# START OF WORKING DATA
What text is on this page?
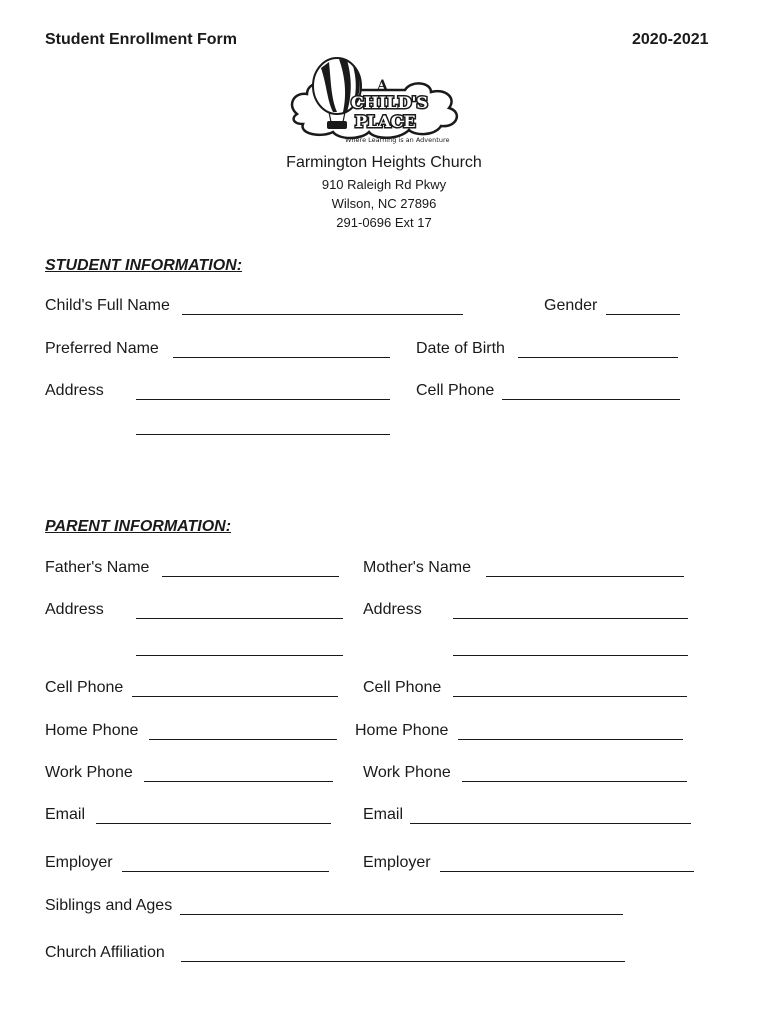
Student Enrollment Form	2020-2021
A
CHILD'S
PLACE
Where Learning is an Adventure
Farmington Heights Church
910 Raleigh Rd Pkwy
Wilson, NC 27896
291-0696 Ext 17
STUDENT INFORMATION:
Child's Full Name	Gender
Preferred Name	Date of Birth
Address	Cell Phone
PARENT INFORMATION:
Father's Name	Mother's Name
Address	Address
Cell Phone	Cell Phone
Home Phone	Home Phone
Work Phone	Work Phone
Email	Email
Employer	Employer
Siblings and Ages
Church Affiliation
# END OF WORKING DATA
**WHAT THE TASK ASKS**
Every line of the material is to be quoted exactly, with no pictures carried over.

**SOLUTION**
What text is on this page?
Student Enrollment Form	2020-2021
A
CHILD'S
PLACE
Where Learning is an Adventure
Farmington Heights Church
910 Raleigh Rd Pkwy
Wilson, NC 27896
291-0696 Ext 17
STUDENT INFORMATION:
Child's Full Name	Gender
Preferred Name	Date of Birth
Address	Cell Phone
PARENT INFORMATION:
Father's Name	Mother's Name
Address	Address
Cell Phone	Cell Phone
Home Phone	Home Phone
Work Phone	Work Phone
Email	Email
Employer	Employer
Siblings and Ages
Church Affiliation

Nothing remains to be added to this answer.